*SHORT TASK 1*: Print the part of the B-Tree mailing-list message starting at "When inserting into" and ending at "pointers for foo.", keeping every word as it stands.

*SOURCE PASSAGE*:
-- Start --
Re: [WIP] [B-Tree] Keep indexes sorted by heap physical location

From: Claudio Freire <klaussfreire(at)gmail(dot)com>
To: Peter Geoghegan <pg(at)heroku(dot)com>
Cc: Robert Haas <robertmhaas(at)gmail(dot)com>, PostgreSQL-Dev <pgsql-hackers(at)postgresql(dot)org>, Andres Freund <andres(at)anarazel(dot)de>
Subject: Re: [WIP] [B-Tree] Keep indexes sorted by heap physical location
Date: 2016-11-22 01:15:39
Message-ID: CAGTBQpY6a3qfMuT9MrQk2VFxrUe4dJS3j2CXOh+7kgQ8yKcOiw@mail.gmail.com
Views: Raw Message | Whole Thread | Download mbox | Resend email
Thread:
Lists: pgsql-hackers

On Mon, Nov 21, 2016 at 5:42 PM, Peter Geoghegan <pg(at)heroku(dot)com> wrote:
>>> Or, you might want to make
>>> sure that B-Tree tuple insertions still find that "first page" to
>>> check, despite still generally treating heap item pointer as part of
>>> the key proper (in unique indexes, it can still behave like NULL, and
>>> not participate in uniqueness checking, while still essentially being
>>> part of the key/sort order).
>>
>> It behaves like that (even though it's not coded like that)
>
> Why not? What do you mean?
>
> What I'm interested in evaluating is an implementation where an index
> on (foo) has a sort order/key space that is precisely the same as an
> index on (foo, ctid), with zero exceptions.

Well, the patch does the same sorting, but without explicitly adding
the ctid to the scankey.

When inserting into a unique index, the lookup for the insertion point
proceeds as it would if the key was (foo, ctid), finding a page in the
middle of the range that contain item pointers for foo.
-- End --
*SHORT TASK 2*: Can you output, unchanged and with nothing else, the rows starting at the line that contains "providers-filter[interactable]: Providers (3)" and ending at the line that contains "addtnl-info-label: Addtnl Info (88, 795, 192, 814)", both lines included?

Element region listings:
-- Start --
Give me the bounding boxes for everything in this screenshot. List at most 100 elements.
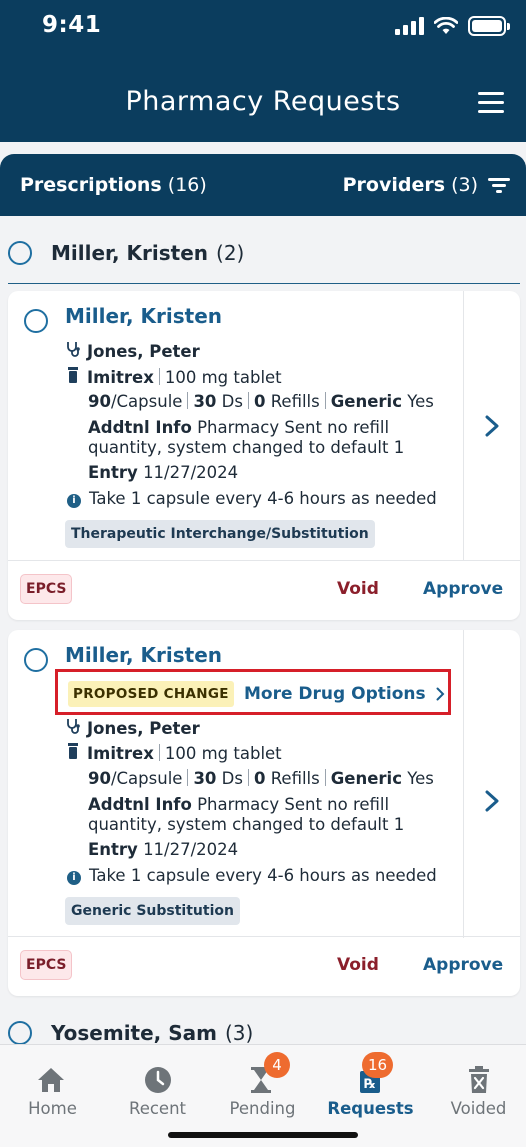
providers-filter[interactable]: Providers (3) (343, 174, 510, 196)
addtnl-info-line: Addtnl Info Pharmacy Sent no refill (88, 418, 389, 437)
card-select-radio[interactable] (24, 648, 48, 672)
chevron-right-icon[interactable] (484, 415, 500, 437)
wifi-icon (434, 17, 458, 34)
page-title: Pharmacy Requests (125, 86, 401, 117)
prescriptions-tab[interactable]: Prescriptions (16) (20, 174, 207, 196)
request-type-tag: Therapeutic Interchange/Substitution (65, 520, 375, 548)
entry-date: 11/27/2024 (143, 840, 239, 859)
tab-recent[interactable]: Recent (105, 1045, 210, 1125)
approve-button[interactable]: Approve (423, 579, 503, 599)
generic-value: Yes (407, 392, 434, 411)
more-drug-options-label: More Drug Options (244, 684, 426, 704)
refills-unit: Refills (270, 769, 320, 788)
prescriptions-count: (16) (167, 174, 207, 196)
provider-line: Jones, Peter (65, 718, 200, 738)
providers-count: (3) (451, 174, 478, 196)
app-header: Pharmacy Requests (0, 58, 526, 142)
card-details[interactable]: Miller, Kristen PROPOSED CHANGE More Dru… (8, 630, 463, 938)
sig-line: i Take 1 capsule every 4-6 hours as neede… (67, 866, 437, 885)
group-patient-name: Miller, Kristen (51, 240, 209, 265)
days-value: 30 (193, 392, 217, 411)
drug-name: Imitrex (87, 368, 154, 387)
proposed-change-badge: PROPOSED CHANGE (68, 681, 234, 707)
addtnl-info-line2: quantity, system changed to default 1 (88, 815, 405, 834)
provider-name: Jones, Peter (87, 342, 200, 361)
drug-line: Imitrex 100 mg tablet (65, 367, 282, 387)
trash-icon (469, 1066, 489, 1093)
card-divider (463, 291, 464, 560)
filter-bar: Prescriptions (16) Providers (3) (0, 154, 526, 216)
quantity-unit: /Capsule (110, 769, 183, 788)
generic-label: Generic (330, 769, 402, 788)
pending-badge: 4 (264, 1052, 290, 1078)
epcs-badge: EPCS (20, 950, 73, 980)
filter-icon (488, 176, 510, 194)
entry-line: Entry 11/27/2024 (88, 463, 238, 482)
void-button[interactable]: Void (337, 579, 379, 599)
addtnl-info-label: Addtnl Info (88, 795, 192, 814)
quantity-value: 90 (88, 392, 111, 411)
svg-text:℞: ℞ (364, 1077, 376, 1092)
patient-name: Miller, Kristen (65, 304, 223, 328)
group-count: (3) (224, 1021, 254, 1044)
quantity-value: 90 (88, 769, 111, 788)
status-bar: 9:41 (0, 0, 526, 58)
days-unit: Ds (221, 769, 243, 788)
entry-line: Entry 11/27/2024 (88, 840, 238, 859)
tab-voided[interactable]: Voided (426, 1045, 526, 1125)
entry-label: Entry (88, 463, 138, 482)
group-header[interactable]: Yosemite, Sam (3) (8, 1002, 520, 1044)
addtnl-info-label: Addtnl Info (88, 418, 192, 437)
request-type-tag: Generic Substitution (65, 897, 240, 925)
-- End --
*TASK RESULT 1*:
When inserting into a unique index, the lookup for the insertion point
proceeds as it would if the key was (foo, ctid), finding a page in the
middle of the range that contain item pointers for foo.

*TASK RESULT 2*:
providers-filter[interactable]: Providers (3) (343, 174, 510, 196)
addtnl-info-line: Addtnl Info Pharmacy Sent no refill (88, 418, 389, 437)
card-select-radio[interactable] (24, 648, 48, 672)
chevron-right-icon[interactable] (484, 415, 500, 437)
wifi-icon (434, 17, 458, 34)
page-title: Pharmacy Requests (125, 86, 401, 117)
prescriptions-tab[interactable]: Prescriptions (16) (20, 174, 207, 196)
request-type-tag: Therapeutic Interchange/Substitution (65, 520, 375, 548)
entry-date: 11/27/2024 (143, 840, 239, 859)
tab-recent[interactable]: Recent (105, 1045, 210, 1125)
approve-button[interactable]: Approve (423, 579, 503, 599)
generic-value: Yes (407, 392, 434, 411)
more-drug-options-label: More Drug Options (244, 684, 426, 704)
refills-unit: Refills (270, 769, 320, 788)
prescriptions-count: (16) (167, 174, 207, 196)
provider-line: Jones, Peter (65, 718, 200, 738)
providers-count: (3) (451, 174, 478, 196)
app-header: Pharmacy Requests (0, 58, 526, 142)
card-details[interactable]: Miller, Kristen PROPOSED CHANGE More Dru… (8, 630, 463, 938)
sig-line: i Take 1 capsule every 4-6 hours as neede… (67, 866, 437, 885)
group-patient-name: Miller, Kristen (51, 240, 209, 265)
days-value: 30 (193, 392, 217, 411)
drug-name: Imitrex (87, 368, 154, 387)
proposed-change-badge: PROPOSED CHANGE (68, 681, 234, 707)
addtnl-info-line2: quantity, system changed to default 1 (88, 815, 405, 834)
provider-name: Jones, Peter (87, 342, 200, 361)
drug-line: Imitrex 100 mg tablet (65, 367, 282, 387)
trash-icon (469, 1066, 489, 1093)
card-divider (463, 291, 464, 560)
filter-bar: Prescriptions (16) Providers (3) (0, 154, 526, 216)
quantity-unit: /Capsule (110, 769, 183, 788)
generic-label: Generic (330, 769, 402, 788)
pending-badge: 4 (264, 1052, 290, 1078)
epcs-badge: EPCS (20, 950, 73, 980)
filter-icon (488, 176, 510, 194)
entry-line: Entry 11/27/2024 (88, 463, 238, 482)
void-button[interactable]: Void (337, 579, 379, 599)
addtnl-info-label: Addtnl Info (88, 795, 192, 814)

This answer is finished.